=== INFORMATION GIVEN ===

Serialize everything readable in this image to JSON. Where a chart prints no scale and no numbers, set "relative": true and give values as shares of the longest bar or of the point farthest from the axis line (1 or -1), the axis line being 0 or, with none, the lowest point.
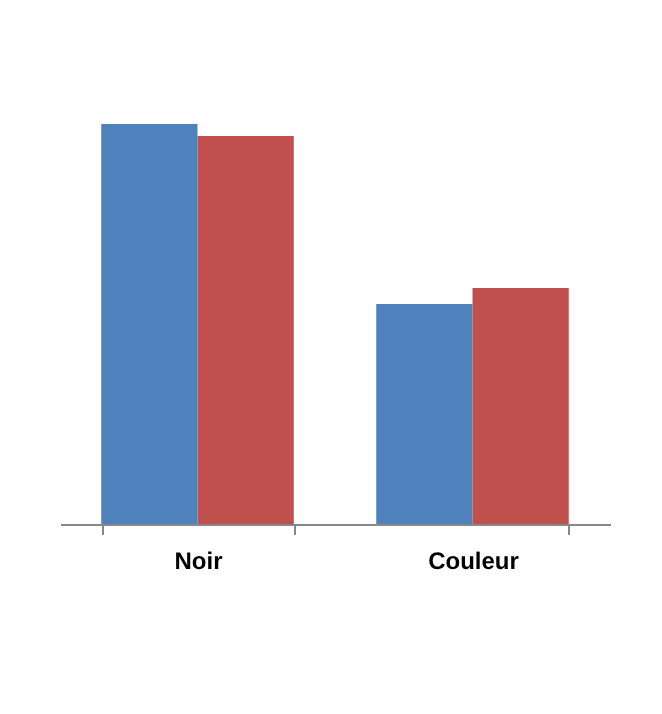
{
  "chart_data": {
    "type": "bar",
    "relative": true,
    "categories": [
      "Noir",
      "Couleur"
    ],
    "series": [
      {
        "color": "#4f81bd",
        "values": [
          1,
          0.55
        ]
      },
      {
        "color": "#c0504d",
        "values": [
          0.97,
          0.59
        ]
      }
    ],
    "grid": false,
    "legend": false
  }
}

===

**STATED TASK:**
Keep every word of the data as it is when you write it out, but drop the pictures.

**RIGHT ANSWER:**
Serialize everything readable in this image to JSON. Where a chart prints no scale and no numbers, set "relative": true and give values as shares of the longest bar or of the point farthest from the axis line (1 or -1), the axis line being 0 or, with none, the lowest point.
{
  "chart_data": {
    "type": "bar",
    "relative": true,
    "categories": [
      "Noir",
      "Couleur"
    ],
    "series": [
      {
        "color": "#4f81bd",
        "values": [
          1,
          0.55
        ]
      },
      {
        "color": "#c0504d",
        "values": [
          0.97,
          0.59
        ]
      }
    ],
    "grid": false,
    "legend": false
  }
}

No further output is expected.